**REQUIRED WORK**
Copy the records below, replacing "concentration-bar" with "share-bar" everywhere it occurs and changing nothing else.

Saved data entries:
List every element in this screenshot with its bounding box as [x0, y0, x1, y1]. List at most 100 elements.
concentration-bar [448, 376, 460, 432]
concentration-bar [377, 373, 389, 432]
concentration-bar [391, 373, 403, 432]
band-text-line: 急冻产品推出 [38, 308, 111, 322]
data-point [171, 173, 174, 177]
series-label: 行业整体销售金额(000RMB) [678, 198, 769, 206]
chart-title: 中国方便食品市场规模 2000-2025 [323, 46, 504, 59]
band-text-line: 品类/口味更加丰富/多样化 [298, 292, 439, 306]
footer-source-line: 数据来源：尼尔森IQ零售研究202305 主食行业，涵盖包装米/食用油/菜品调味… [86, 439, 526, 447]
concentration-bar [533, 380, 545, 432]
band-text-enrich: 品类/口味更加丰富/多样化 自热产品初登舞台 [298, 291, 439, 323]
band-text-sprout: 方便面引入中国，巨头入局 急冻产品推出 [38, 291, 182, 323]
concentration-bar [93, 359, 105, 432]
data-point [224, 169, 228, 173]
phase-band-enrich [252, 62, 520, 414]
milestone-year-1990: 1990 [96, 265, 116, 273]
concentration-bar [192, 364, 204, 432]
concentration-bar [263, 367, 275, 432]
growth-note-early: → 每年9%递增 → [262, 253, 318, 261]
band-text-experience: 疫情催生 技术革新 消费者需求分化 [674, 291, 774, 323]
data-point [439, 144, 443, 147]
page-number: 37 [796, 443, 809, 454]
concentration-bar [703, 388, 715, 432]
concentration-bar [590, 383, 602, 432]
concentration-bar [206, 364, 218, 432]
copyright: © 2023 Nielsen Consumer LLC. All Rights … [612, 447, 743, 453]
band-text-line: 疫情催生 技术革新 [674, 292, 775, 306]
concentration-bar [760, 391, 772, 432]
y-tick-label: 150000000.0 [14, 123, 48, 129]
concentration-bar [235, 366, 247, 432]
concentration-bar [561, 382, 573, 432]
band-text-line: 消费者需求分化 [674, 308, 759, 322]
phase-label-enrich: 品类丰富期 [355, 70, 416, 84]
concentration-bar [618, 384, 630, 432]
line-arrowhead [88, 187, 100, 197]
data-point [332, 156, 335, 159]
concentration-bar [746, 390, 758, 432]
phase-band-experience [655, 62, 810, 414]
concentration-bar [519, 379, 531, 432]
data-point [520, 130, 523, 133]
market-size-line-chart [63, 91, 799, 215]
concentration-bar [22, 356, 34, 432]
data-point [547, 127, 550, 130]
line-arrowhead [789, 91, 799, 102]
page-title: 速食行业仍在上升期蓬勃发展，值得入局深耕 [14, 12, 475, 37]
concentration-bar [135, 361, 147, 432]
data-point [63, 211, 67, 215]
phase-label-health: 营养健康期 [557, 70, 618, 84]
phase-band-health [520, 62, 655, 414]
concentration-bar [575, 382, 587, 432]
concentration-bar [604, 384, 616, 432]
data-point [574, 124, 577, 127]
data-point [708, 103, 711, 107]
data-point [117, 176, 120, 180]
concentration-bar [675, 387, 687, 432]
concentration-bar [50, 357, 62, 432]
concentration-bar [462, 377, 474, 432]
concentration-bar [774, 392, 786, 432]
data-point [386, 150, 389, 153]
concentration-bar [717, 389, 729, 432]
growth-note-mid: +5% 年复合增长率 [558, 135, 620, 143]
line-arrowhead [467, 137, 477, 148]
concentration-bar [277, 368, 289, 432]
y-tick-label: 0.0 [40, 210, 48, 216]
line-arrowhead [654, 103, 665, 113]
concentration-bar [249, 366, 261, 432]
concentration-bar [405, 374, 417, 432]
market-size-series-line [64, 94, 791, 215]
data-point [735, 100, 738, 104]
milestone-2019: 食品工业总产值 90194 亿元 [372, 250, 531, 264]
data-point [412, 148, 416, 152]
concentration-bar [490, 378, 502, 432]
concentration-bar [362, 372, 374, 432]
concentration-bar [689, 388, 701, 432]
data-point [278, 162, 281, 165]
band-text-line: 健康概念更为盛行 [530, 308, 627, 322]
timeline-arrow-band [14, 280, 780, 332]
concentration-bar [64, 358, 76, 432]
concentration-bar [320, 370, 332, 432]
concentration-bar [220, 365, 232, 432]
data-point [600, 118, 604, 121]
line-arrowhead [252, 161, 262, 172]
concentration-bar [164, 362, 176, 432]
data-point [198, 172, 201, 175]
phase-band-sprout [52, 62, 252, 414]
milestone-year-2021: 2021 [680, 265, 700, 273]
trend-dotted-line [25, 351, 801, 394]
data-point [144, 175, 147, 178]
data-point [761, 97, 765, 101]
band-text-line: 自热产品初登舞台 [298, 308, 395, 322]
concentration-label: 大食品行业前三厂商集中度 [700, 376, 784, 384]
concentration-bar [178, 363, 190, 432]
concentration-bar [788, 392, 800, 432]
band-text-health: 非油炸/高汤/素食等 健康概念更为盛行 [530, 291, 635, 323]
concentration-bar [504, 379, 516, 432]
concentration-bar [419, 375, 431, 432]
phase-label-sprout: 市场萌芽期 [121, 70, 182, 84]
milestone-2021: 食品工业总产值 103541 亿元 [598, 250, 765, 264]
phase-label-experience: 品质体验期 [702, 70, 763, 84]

**THE COMPLETED TASK**
List every element in this screenshot with its bounding box as [x0, y0, x1, y1]. List at most 100 elements.
share-bar [448, 376, 460, 432]
share-bar [377, 373, 389, 432]
share-bar [391, 373, 403, 432]
band-text-line: 急冻产品推出 [38, 308, 111, 322]
data-point [171, 173, 174, 177]
series-label: 行业整体销售金额(000RMB) [678, 198, 769, 206]
chart-title: 中国方便食品市场规模 2000-2025 [323, 46, 504, 59]
band-text-line: 品类/口味更加丰富/多样化 [298, 292, 439, 306]
footer-source-line: 数据来源：尼尔森IQ零售研究202305 主食行业，涵盖包装米/食用油/菜品调味… [86, 439, 526, 447]
share-bar [533, 380, 545, 432]
band-text-enrich: 品类/口味更加丰富/多样化 自热产品初登舞台 [298, 291, 439, 323]
band-text-sprout: 方便面引入中国，巨头入局 急冻产品推出 [38, 291, 182, 323]
share-bar [93, 359, 105, 432]
data-point [224, 169, 228, 173]
phase-band-enrich [252, 62, 520, 414]
milestone-year-1990: 1990 [96, 265, 116, 273]
share-bar [192, 364, 204, 432]
share-bar [263, 367, 275, 432]
growth-note-early: → 每年9%递增 → [262, 253, 318, 261]
band-text-experience: 疫情催生 技术革新 消费者需求分化 [674, 291, 774, 323]
data-point [439, 144, 443, 147]
page-number: 37 [796, 443, 809, 454]
share-bar [703, 388, 715, 432]
share-bar [590, 383, 602, 432]
share-bar [206, 364, 218, 432]
copyright: © 2023 Nielsen Consumer LLC. All Rights … [612, 447, 743, 453]
band-text-line: 疫情催生 技术革新 [674, 292, 775, 306]
share-bar [760, 391, 772, 432]
y-tick-label: 150000000.0 [14, 123, 48, 129]
share-bar [235, 366, 247, 432]
share-bar [561, 382, 573, 432]
band-text-line: 消费者需求分化 [674, 308, 759, 322]
phase-label-enrich: 品类丰富期 [355, 70, 416, 84]
share-bar [618, 384, 630, 432]
line-arrowhead [88, 187, 100, 197]
data-point [332, 156, 335, 159]
share-bar [746, 390, 758, 432]
phase-band-experience [655, 62, 810, 414]
share-bar [519, 379, 531, 432]
data-point [520, 130, 523, 133]
market-size-line-chart [63, 91, 799, 215]
share-bar [22, 356, 34, 432]
data-point [547, 127, 550, 130]
line-arrowhead [789, 91, 799, 102]
page-title: 速食行业仍在上升期蓬勃发展，值得入局深耕 [14, 12, 475, 37]
share-bar [135, 361, 147, 432]
data-point [63, 211, 67, 215]
phase-label-health: 营养健康期 [557, 70, 618, 84]
phase-band-health [520, 62, 655, 414]
share-bar [575, 382, 587, 432]
share-bar [604, 384, 616, 432]
data-point [574, 124, 577, 127]
data-point [708, 103, 711, 107]
data-point [117, 176, 120, 180]
share-bar [675, 387, 687, 432]
share-bar [50, 357, 62, 432]
share-bar [462, 377, 474, 432]
share-bar [774, 392, 786, 432]
data-point [386, 150, 389, 153]
share-bar [717, 389, 729, 432]
growth-note-mid: +5% 年复合增长率 [558, 135, 620, 143]
line-arrowhead [467, 137, 477, 148]
share-bar [277, 368, 289, 432]
y-tick-label: 0.0 [40, 210, 48, 216]
line-arrowhead [654, 103, 665, 113]
share-bar [249, 366, 261, 432]
share-bar [405, 374, 417, 432]
market-size-series-line [64, 94, 791, 215]
data-point [735, 100, 738, 104]
milestone-2019: 食品工业总产值 90194 亿元 [372, 250, 531, 264]
data-point [412, 148, 416, 152]
share-bar [490, 378, 502, 432]
share-bar [362, 372, 374, 432]
share-bar [689, 388, 701, 432]
data-point [278, 162, 281, 165]
band-text-line: 健康概念更为盛行 [530, 308, 627, 322]
timeline-arrow-band [14, 280, 780, 332]
share-bar [64, 358, 76, 432]
share-bar [320, 370, 332, 432]
share-bar [220, 365, 232, 432]
data-point [600, 118, 604, 121]
line-arrowhead [252, 161, 262, 172]
share-bar [164, 362, 176, 432]
data-point [198, 172, 201, 175]
phase-band-sprout [52, 62, 252, 414]
milestone-year-2021: 2021 [680, 265, 700, 273]
trend-dotted-line [25, 351, 801, 394]
data-point [144, 175, 147, 178]
data-point [761, 97, 765, 101]
band-text-line: 自热产品初登舞台 [298, 308, 395, 322]
concentration-label: 大食品行业前三厂商集中度 [700, 376, 784, 384]
share-bar [178, 363, 190, 432]
share-bar [788, 392, 800, 432]
band-text-health: 非油炸/高汤/素食等 健康概念更为盛行 [530, 291, 635, 323]
share-bar [504, 379, 516, 432]
share-bar [419, 375, 431, 432]
phase-label-sprout: 市场萌芽期 [121, 70, 182, 84]
milestone-2021: 食品工业总产值 103541 亿元 [598, 250, 765, 264]
phase-label-experience: 品质体验期 [702, 70, 763, 84]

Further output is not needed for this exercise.